====== Working data

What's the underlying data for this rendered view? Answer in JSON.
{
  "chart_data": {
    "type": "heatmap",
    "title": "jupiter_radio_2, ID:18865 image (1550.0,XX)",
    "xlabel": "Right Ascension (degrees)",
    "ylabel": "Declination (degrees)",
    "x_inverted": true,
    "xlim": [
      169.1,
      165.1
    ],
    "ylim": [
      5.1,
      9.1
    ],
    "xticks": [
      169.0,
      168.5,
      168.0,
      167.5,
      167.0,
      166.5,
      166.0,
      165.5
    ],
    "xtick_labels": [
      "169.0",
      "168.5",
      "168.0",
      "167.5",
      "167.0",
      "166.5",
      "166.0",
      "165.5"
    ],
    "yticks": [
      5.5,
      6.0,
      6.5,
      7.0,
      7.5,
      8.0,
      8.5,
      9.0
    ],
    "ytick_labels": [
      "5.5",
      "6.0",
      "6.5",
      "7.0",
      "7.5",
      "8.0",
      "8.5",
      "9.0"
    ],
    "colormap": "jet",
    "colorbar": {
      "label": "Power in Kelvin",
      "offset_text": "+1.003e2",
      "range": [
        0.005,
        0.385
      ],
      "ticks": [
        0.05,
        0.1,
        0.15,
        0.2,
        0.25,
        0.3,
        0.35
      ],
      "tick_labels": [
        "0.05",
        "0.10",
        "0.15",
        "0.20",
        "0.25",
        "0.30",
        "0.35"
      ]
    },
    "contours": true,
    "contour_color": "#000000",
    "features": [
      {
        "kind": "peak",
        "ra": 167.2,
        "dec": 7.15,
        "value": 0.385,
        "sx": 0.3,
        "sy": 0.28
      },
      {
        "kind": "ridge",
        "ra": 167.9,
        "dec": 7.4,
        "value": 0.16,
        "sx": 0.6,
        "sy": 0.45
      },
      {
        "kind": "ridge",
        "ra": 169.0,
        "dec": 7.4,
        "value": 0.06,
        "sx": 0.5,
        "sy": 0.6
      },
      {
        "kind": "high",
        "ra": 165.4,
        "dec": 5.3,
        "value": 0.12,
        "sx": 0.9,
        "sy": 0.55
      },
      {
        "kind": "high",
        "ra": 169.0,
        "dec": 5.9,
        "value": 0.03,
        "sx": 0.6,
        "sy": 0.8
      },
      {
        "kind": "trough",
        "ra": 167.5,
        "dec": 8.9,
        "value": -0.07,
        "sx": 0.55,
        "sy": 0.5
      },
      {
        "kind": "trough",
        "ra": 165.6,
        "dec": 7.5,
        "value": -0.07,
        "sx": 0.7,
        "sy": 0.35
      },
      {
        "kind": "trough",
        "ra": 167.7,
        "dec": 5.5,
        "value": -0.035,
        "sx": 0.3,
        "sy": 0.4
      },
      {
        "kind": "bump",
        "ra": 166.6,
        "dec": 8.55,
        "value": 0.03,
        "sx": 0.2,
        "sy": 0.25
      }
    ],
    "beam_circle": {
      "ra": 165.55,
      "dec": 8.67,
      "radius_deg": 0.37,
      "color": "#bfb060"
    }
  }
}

============

__Task instructions__. Give the data again, exactly as it stands.

__Correct answer__.
What's the underlying data for this rendered view? Answer in JSON.
{
  "chart_data": {
    "type": "heatmap",
    "title": "jupiter_radio_2, ID:18865 image (1550.0,XX)",
    "xlabel": "Right Ascension (degrees)",
    "ylabel": "Declination (degrees)",
    "x_inverted": true,
    "xlim": [
      169.1,
      165.1
    ],
    "ylim": [
      5.1,
      9.1
    ],
    "xticks": [
      169.0,
      168.5,
      168.0,
      167.5,
      167.0,
      166.5,
      166.0,
      165.5
    ],
    "xtick_labels": [
      "169.0",
      "168.5",
      "168.0",
      "167.5",
      "167.0",
      "166.5",
      "166.0",
      "165.5"
    ],
    "yticks": [
      5.5,
      6.0,
      6.5,
      7.0,
      7.5,
      8.0,
      8.5,
      9.0
    ],
    "ytick_labels": [
      "5.5",
      "6.0",
      "6.5",
      "7.0",
      "7.5",
      "8.0",
      "8.5",
      "9.0"
    ],
    "colormap": "jet",
    "colorbar": {
      "label": "Power in Kelvin",
      "offset_text": "+1.003e2",
      "range": [
        0.005,
        0.385
      ],
      "ticks": [
        0.05,
        0.1,
        0.15,
        0.2,
        0.25,
        0.3,
        0.35
      ],
      "tick_labels": [
        "0.05",
        "0.10",
        "0.15",
        "0.20",
        "0.25",
        "0.30",
        "0.35"
      ]
    },
    "contours": true,
    "contour_color": "#000000",
    "features": [
      {
        "kind": "peak",
        "ra": 167.2,
        "dec": 7.15,
        "value": 0.385,
        "sx": 0.3,
        "sy": 0.28
      },
      {
        "kind": "ridge",
        "ra": 167.9,
        "dec": 7.4,
        "value": 0.16,
        "sx": 0.6,
        "sy": 0.45
      },
      {
        "kind": "ridge",
        "ra": 169.0,
        "dec": 7.4,
        "value": 0.06,
        "sx": 0.5,
        "sy": 0.6
      },
      {
        "kind": "high",
        "ra": 165.4,
        "dec": 5.3,
        "value": 0.12,
        "sx": 0.9,
        "sy": 0.55
      },
      {
        "kind": "high",
        "ra": 169.0,
        "dec": 5.9,
        "value": 0.03,
        "sx": 0.6,
        "sy": 0.8
      },
      {
        "kind": "trough",
        "ra": 167.5,
        "dec": 8.9,
        "value": -0.07,
        "sx": 0.55,
        "sy": 0.5
      },
      {
        "kind": "trough",
        "ra": 165.6,
        "dec": 7.5,
        "value": -0.07,
        "sx": 0.7,
        "sy": 0.35
      },
      {
        "kind": "trough",
        "ra": 167.7,
        "dec": 5.5,
        "value": -0.035,
        "sx": 0.3,
        "sy": 0.4
      },
      {
        "kind": "bump",
        "ra": 166.6,
        "dec": 8.55,
        "value": 0.03,
        "sx": 0.2,
        "sy": 0.25
      }
    ],
    "beam_circle": {
      "ra": 165.55,
      "dec": 8.67,
      "radius_deg": 0.37,
      "color": "#bfb060"
    }
  }
}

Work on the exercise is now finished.